### EXERCISE OBJECTIVE
Type out the complete listing below word for word, without its pictures.

### RECORDS PROVIDED

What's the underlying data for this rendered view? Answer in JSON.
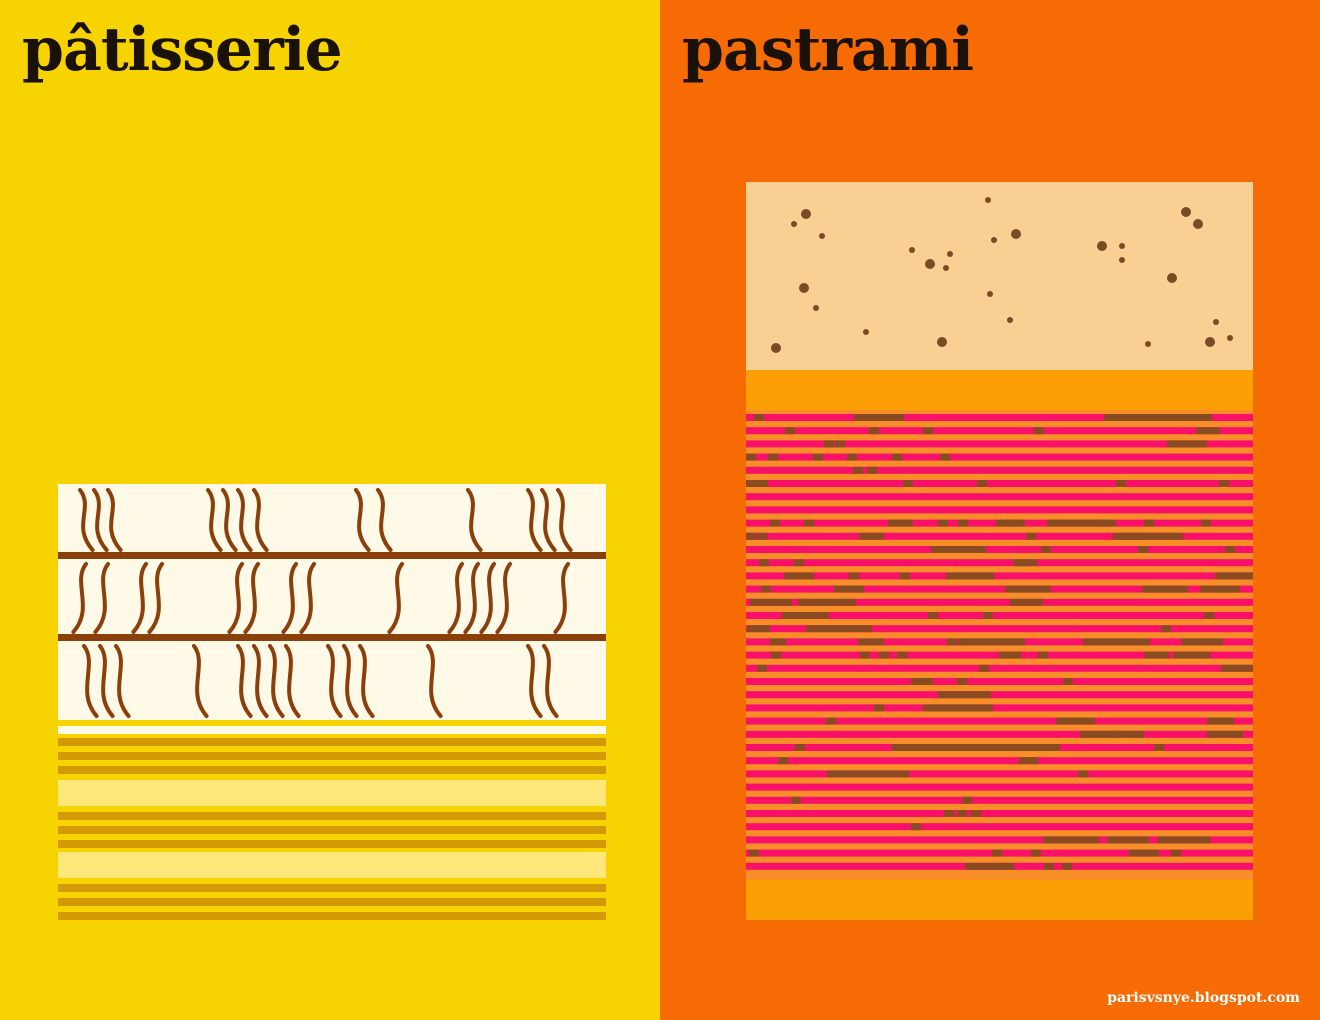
{
  "left": {
    "title": "pâtisserie",
    "colors": {
      "background": "#f8d302",
      "cream": "#fffae8",
      "chocolate": "#8b3f0a",
      "crust": "#d49a05",
      "custard": "#ffe77a",
      "divider": "#f8d302"
    }
  },
  "right": {
    "title": "pastrami",
    "colors": {
      "background": "#f76b05",
      "bread": "#f8d094",
      "bread_speck": "#7a4b24",
      "crust": "#fb9f05",
      "meat": "#f8106a",
      "fat": "#f98d27",
      "pepper": "#8a4b23"
    }
  },
  "footer": {
    "credit": "parisvsnye.blogspot.com"
  },
  "icons": {
    "left_art": "mille-feuille-illustration",
    "right_art": "pastrami-sandwich-illustration"
  }
}
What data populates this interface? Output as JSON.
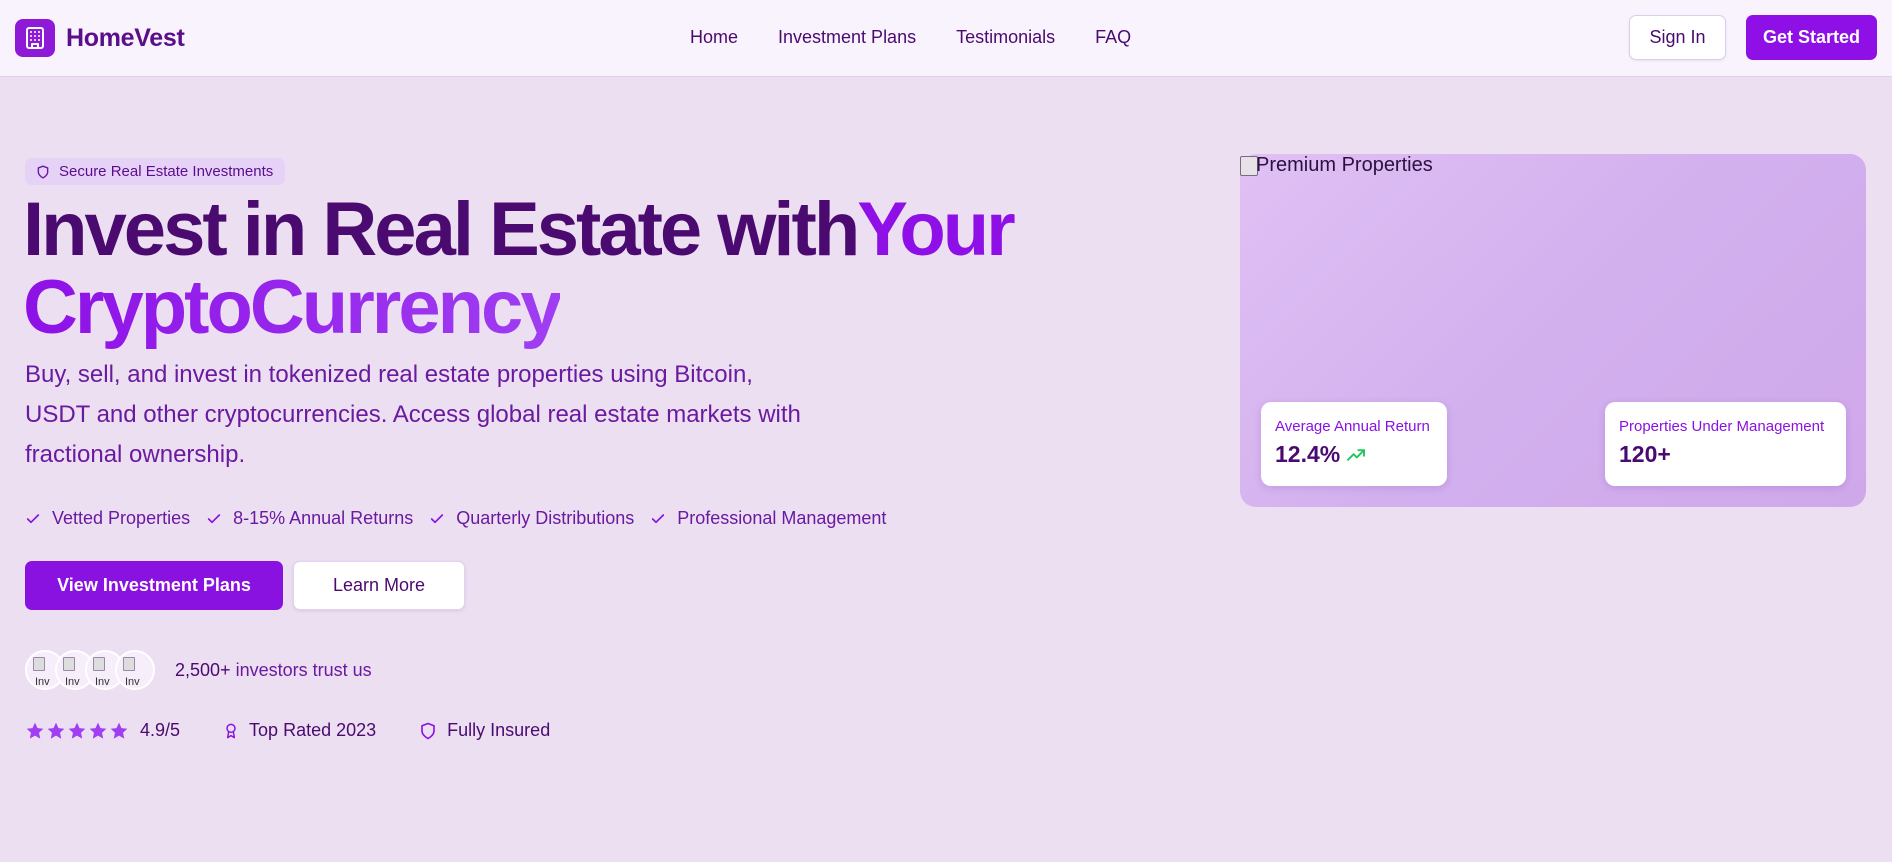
{
  "brand": {
    "name": "HomeVest",
    "logo_icon": "building-icon",
    "accent": "#8e10e6"
  },
  "nav": {
    "items": [
      "Home",
      "Investment Plans",
      "Testimonials",
      "FAQ"
    ]
  },
  "header_buttons": {
    "sign_in": "Sign In",
    "get_started": "Get Started"
  },
  "hero": {
    "badge": "Secure Real Estate Investments",
    "headline": {
      "part1": "Invest in Real Estate with",
      "highlight1": "Your",
      "highlight2": "CryptoCurrency"
    },
    "subtext": "Buy, sell, and invest in tokenized real estate properties using Bitcoin, USDT and other cryptocurrencies. Access global real estate markets with fractional ownership.",
    "features": [
      "Vetted Properties",
      "8-15% Annual Returns",
      "Quarterly Distributions",
      "Professional Management"
    ],
    "primary_button": "View Investment Plans",
    "secondary_button": "Learn More",
    "avatars": [
      "Inv",
      "Inv",
      "Inv",
      "Inv"
    ],
    "trust": {
      "count": "2,500+",
      "text": "investors trust us"
    },
    "rating": {
      "stars": 5,
      "value": "4.9/5"
    },
    "award": "Top Rated 2023",
    "insured": "Fully Insured"
  },
  "showcase": {
    "image_alt": "Premium Properties",
    "stats": [
      {
        "label": "Average Annual Return",
        "value": "12.4%",
        "icon": "trending-up-icon",
        "icon_color": "#22c55e"
      },
      {
        "label": "Properties Under Management",
        "value": "120+"
      }
    ]
  }
}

### SOLUTION TO THIS PROBLEM
What's the underlying data for this rendered view? Answer in JSON.
{
  "left": {
    "title": "pâtisserie",
    "colors": {
      "background": "#f8d302",
      "cream": "#fffae8",
      "chocolate": "#8b3f0a",
      "crust": "#d49a05",
      "custard": "#ffe77a",
      "divider": "#f8d302"
    }
  },
  "right": {
    "title": "pastrami",
    "colors": {
      "background": "#f76b05",
      "bread": "#f8d094",
      "bread_speck": "#7a4b24",
      "crust": "#fb9f05",
      "meat": "#f8106a",
      "fat": "#f98d27",
      "pepper": "#8a4b23"
    }
  },
  "footer": {
    "credit": "parisvsnye.blogspot.com"
  },
  "icons": {
    "left_art": "mille-feuille-illustration",
    "right_art": "pastrami-sandwich-illustration"
  }
}
What data populates this interface? Output as JSON.
{
  "brand": {
    "name": "HomeVest",
    "logo_icon": "building-icon",
    "accent": "#8e10e6"
  },
  "nav": {
    "items": [
      "Home",
      "Investment Plans",
      "Testimonials",
      "FAQ"
    ]
  },
  "header_buttons": {
    "sign_in": "Sign In",
    "get_started": "Get Started"
  },
  "hero": {
    "badge": "Secure Real Estate Investments",
    "headline": {
      "part1": "Invest in Real Estate with",
      "highlight1": "Your",
      "highlight2": "CryptoCurrency"
    },
    "subtext": "Buy, sell, and invest in tokenized real estate properties using Bitcoin, USDT and other cryptocurrencies. Access global real estate markets with fractional ownership.",
    "features": [
      "Vetted Properties",
      "8-15% Annual Returns",
      "Quarterly Distributions",
      "Professional Management"
    ],
    "primary_button": "View Investment Plans",
    "secondary_button": "Learn More",
    "avatars": [
      "Inv",
      "Inv",
      "Inv",
      "Inv"
    ],
    "trust": {
      "count": "2,500+",
      "text": "investors trust us"
    },
    "rating": {
      "stars": 5,
      "value": "4.9/5"
    },
    "award": "Top Rated 2023",
    "insured": "Fully Insured"
  },
  "showcase": {
    "image_alt": "Premium Properties",
    "stats": [
      {
        "label": "Average Annual Return",
        "value": "12.4%",
        "icon": "trending-up-icon",
        "icon_color": "#22c55e"
      },
      {
        "label": "Properties Under Management",
        "value": "120+"
      }
    ]
  }
}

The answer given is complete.